**WHAT IS REQUIRED:** Collect all lines from the records below that include the word "peaks".
■ ■ ■
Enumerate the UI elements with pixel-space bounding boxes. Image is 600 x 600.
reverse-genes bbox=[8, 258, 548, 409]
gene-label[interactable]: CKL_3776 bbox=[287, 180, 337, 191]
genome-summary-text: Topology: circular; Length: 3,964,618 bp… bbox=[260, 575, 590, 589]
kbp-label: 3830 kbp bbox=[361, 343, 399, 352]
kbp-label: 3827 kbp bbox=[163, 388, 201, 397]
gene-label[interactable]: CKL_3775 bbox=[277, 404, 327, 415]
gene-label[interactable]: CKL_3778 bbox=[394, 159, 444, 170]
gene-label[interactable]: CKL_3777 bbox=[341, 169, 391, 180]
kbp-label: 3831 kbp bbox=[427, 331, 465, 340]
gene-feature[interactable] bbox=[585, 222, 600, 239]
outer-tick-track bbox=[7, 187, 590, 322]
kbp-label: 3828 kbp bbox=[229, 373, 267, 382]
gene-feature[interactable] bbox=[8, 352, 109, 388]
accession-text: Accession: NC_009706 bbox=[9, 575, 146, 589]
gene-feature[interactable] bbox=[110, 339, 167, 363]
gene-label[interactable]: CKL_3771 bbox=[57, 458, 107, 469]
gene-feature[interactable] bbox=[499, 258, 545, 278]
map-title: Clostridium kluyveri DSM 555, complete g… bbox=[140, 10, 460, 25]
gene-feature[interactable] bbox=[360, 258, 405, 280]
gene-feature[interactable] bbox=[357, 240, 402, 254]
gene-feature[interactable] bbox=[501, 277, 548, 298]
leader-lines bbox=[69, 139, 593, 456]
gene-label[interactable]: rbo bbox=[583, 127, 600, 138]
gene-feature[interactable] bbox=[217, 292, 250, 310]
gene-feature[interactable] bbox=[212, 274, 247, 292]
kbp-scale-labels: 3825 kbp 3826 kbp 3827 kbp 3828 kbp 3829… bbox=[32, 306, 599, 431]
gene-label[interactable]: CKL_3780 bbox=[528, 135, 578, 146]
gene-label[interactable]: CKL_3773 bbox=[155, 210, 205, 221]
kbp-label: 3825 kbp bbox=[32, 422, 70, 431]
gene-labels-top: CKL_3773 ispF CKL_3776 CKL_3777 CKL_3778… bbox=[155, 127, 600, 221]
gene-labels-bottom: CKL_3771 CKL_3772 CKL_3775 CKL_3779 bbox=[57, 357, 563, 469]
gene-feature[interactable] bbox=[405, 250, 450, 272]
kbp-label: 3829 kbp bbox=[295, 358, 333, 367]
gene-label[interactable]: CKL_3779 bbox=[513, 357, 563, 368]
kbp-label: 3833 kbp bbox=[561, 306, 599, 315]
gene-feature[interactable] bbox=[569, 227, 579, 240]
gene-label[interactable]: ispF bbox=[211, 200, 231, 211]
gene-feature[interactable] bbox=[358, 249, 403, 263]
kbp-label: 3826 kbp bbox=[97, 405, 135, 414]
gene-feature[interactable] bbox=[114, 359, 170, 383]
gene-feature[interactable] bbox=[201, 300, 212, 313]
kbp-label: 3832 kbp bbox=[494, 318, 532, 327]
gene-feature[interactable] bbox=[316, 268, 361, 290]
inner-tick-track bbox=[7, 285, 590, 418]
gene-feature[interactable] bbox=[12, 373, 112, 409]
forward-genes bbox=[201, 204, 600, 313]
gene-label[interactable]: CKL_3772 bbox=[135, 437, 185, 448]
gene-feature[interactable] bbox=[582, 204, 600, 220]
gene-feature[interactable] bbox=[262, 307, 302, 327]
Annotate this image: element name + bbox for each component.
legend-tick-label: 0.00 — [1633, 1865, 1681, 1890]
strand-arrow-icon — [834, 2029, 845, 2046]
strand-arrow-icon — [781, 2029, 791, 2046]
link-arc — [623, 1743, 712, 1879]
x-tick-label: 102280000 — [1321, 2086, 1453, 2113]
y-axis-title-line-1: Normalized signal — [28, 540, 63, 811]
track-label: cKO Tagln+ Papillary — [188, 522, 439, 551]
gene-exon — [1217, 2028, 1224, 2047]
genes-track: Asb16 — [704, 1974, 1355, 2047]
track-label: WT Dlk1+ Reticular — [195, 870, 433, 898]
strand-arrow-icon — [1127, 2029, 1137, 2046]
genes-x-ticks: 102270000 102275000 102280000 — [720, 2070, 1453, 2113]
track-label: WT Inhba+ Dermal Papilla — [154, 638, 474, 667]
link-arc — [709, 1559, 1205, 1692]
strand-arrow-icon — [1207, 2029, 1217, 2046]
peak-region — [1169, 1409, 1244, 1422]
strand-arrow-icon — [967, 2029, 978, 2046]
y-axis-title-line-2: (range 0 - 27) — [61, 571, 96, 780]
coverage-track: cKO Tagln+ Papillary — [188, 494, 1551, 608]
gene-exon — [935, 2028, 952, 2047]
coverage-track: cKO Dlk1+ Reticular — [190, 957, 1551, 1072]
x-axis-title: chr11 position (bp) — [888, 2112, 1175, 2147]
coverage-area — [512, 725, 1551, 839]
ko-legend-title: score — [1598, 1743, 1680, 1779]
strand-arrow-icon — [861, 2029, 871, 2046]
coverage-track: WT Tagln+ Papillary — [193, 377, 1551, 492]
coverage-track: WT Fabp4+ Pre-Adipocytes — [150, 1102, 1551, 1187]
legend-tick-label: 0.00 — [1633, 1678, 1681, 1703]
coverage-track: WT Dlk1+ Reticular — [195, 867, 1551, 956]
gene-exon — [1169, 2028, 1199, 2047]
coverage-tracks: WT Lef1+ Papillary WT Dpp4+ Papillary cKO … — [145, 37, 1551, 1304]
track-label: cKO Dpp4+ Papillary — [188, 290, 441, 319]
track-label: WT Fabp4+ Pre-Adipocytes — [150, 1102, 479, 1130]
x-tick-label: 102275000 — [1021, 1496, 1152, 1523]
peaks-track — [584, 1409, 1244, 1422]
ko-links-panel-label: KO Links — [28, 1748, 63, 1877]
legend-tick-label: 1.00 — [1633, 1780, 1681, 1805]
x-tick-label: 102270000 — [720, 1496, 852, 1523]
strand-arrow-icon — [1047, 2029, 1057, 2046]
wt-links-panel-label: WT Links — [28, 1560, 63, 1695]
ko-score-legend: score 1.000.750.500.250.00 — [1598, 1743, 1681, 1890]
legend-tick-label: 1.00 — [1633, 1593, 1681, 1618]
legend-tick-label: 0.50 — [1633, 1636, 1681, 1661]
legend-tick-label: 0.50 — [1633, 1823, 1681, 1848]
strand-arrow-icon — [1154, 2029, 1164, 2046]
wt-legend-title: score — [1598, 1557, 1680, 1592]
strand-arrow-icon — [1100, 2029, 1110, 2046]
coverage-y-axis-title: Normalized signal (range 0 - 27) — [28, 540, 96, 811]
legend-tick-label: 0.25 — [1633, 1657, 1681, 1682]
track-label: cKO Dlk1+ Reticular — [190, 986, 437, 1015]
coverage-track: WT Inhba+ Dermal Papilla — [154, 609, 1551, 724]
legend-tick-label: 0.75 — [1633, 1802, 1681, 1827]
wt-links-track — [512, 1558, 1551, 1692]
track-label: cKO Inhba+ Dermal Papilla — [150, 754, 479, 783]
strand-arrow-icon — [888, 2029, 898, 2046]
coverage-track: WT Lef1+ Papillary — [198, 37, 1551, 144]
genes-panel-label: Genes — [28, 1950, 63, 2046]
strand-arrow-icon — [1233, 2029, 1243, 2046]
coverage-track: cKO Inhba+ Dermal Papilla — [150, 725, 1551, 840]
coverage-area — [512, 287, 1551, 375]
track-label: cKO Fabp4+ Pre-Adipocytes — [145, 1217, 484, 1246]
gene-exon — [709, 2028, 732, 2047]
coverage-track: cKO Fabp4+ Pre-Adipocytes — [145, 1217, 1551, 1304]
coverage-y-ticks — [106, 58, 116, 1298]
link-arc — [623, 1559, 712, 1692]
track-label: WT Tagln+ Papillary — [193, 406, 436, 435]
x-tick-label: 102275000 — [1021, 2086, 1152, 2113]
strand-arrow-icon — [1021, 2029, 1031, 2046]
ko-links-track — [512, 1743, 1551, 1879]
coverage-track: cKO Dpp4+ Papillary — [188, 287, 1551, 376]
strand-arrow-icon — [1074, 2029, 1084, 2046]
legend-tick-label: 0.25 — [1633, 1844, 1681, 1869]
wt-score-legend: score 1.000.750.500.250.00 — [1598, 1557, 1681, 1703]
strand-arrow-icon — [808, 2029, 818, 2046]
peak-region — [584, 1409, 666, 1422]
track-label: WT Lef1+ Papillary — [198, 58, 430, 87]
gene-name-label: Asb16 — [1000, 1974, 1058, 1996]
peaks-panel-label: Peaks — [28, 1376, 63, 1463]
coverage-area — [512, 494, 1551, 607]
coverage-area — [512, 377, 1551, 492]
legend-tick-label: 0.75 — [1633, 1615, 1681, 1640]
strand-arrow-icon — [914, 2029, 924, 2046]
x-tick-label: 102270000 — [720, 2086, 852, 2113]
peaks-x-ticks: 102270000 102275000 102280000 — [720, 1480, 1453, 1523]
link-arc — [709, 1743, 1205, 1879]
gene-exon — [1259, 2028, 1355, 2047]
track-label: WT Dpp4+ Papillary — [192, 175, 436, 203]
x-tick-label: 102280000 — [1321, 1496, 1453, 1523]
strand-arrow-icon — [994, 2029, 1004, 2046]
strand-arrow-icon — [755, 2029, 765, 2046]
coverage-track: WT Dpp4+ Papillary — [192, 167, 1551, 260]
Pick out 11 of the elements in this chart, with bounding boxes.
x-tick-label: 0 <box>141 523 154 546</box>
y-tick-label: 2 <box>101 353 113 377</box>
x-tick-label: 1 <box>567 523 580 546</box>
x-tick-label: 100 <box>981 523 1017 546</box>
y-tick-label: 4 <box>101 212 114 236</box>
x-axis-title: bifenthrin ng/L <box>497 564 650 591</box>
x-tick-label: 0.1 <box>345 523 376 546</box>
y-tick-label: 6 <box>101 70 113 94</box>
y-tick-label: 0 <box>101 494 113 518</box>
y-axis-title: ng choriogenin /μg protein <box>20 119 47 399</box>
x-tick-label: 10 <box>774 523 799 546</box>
■ ■ ■
**EXERCISE RESULT:**
peaks-track — [584, 1409, 1244, 1422]
peaks-panel-label: Peaks — [28, 1376, 63, 1463]
peaks-x-ticks: 102270000 102275000 102280000 — [720, 1480, 1453, 1523]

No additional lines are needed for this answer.